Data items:
==*==
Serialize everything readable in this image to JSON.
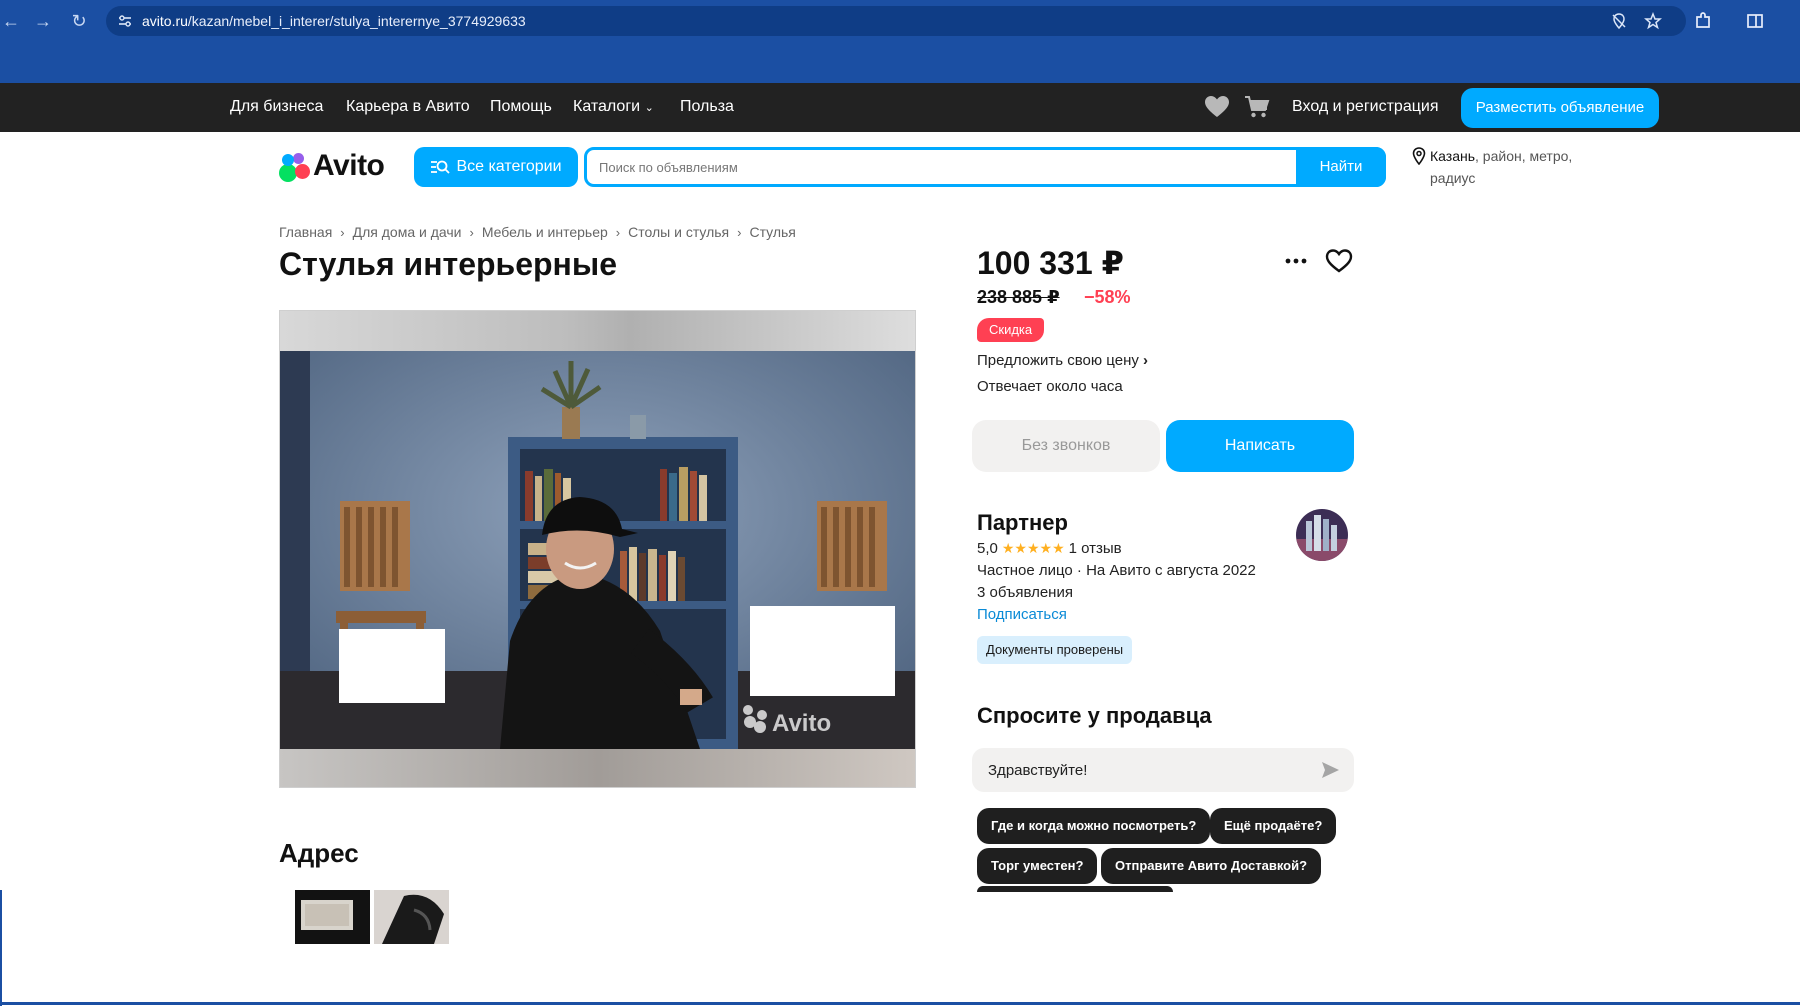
{
  "browser": {
    "url_domain": "avito.ru",
    "url_path": "/kazan/mebel_i_interer/stulya_interernye_3774929633"
  },
  "topnav": {
    "links": [
      "Для бизнеса",
      "Карьера в Авито",
      "Помощь",
      "Каталоги",
      "Польза"
    ],
    "login": "Вход и регистрация",
    "post_button": "Разместить объявление"
  },
  "header": {
    "logo_text": "Avito",
    "categories_button": "Все категории",
    "search_placeholder": "Поиск по объявлениям",
    "search_button": "Найти",
    "location_city": "Казань",
    "location_rest": ", район, метро, радиус"
  },
  "breadcrumb": [
    "Главная",
    "Для дома и дачи",
    "Мебель и интерьер",
    "Столы и стулья",
    "Стулья"
  ],
  "listing": {
    "title": "Стулья интерьерные",
    "watermark": "Avito",
    "address_title": "Адрес"
  },
  "pricing": {
    "price": "100 331 ₽",
    "old_price": "238 885 ₽",
    "discount": "−58%",
    "badge": "Скидка",
    "offer_link": "Предложить свою цену",
    "reply_time": "Отвечает около часа",
    "no_calls_button": "Без звонков",
    "write_button": "Написать"
  },
  "seller": {
    "name": "Партнер",
    "rating": "5,0",
    "stars": "★★★★★",
    "reviews": "1 отзыв",
    "type": "Частное лицо · На Авито с августа 2022",
    "listings_count": "3 объявления",
    "subscribe": "Подписаться",
    "verified_badge": "Документы проверены"
  },
  "ask": {
    "title": "Спросите у продавца",
    "input_value": "Здравствуйте!",
    "chips": [
      "Где и когда можно посмотреть?",
      "Ещё продаёте?",
      "Торг уместен?",
      "Отправите Авито Доставкой?"
    ]
  },
  "colors": {
    "accent": "#00aaff",
    "discount": "#ff4053",
    "browser": "#1b4fa3",
    "topnav": "#222222"
  }
}
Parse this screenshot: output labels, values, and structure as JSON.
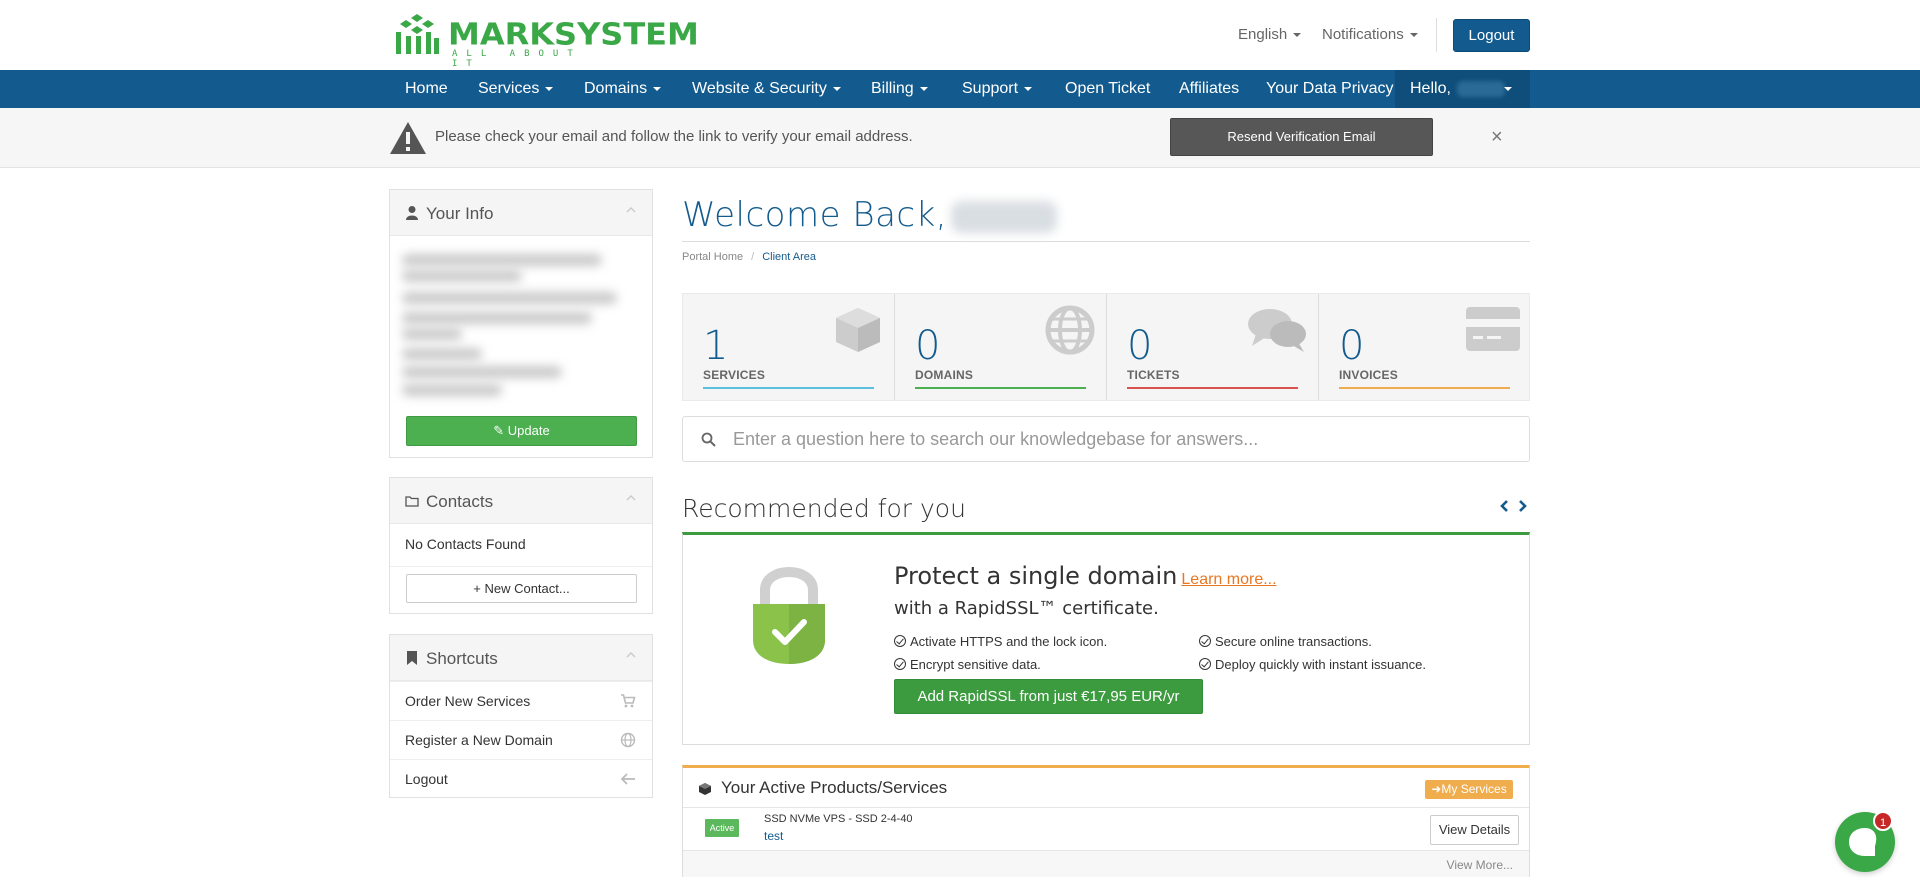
==*==
● Objective: Repeat the entries exactly. Pictures are excluded from the copy.

● The solution:
Serialize everything readable in this image to JSON.
{
  "browser": {
    "url_domain": "avito.ru",
    "url_path": "/kazan/mebel_i_interer/stulya_interernye_3774929633"
  },
  "topnav": {
    "links": [
      "Для бизнеса",
      "Карьера в Авито",
      "Помощь",
      "Каталоги",
      "Польза"
    ],
    "login": "Вход и регистрация",
    "post_button": "Разместить объявление"
  },
  "header": {
    "logo_text": "Avito",
    "categories_button": "Все категории",
    "search_placeholder": "Поиск по объявлениям",
    "search_button": "Найти",
    "location_city": "Казань",
    "location_rest": ", район, метро, радиус"
  },
  "breadcrumb": [
    "Главная",
    "Для дома и дачи",
    "Мебель и интерьер",
    "Столы и стулья",
    "Стулья"
  ],
  "listing": {
    "title": "Стулья интерьерные",
    "watermark": "Avito",
    "address_title": "Адрес"
  },
  "pricing": {
    "price": "100 331 ₽",
    "old_price": "238 885 ₽",
    "discount": "−58%",
    "badge": "Скидка",
    "offer_link": "Предложить свою цену",
    "reply_time": "Отвечает около часа",
    "no_calls_button": "Без звонков",
    "write_button": "Написать"
  },
  "seller": {
    "name": "Партнер",
    "rating": "5,0",
    "stars": "★★★★★",
    "reviews": "1 отзыв",
    "type": "Частное лицо · На Авито с августа 2022",
    "listings_count": "3 объявления",
    "subscribe": "Подписаться",
    "verified_badge": "Документы проверены"
  },
  "ask": {
    "title": "Спросите у продавца",
    "input_value": "Здравствуйте!",
    "chips": [
      "Где и когда можно посмотреть?",
      "Ещё продаёте?",
      "Торг уместен?",
      "Отправите Авито Доставкой?"
    ]
  },
  "colors": {
    "accent": "#00aaff",
    "discount": "#ff4053",
    "browser": "#1b4fa3",
    "topnav": "#222222"
  }
}
Parse this screenshot: output labels, values, and structure as JSON.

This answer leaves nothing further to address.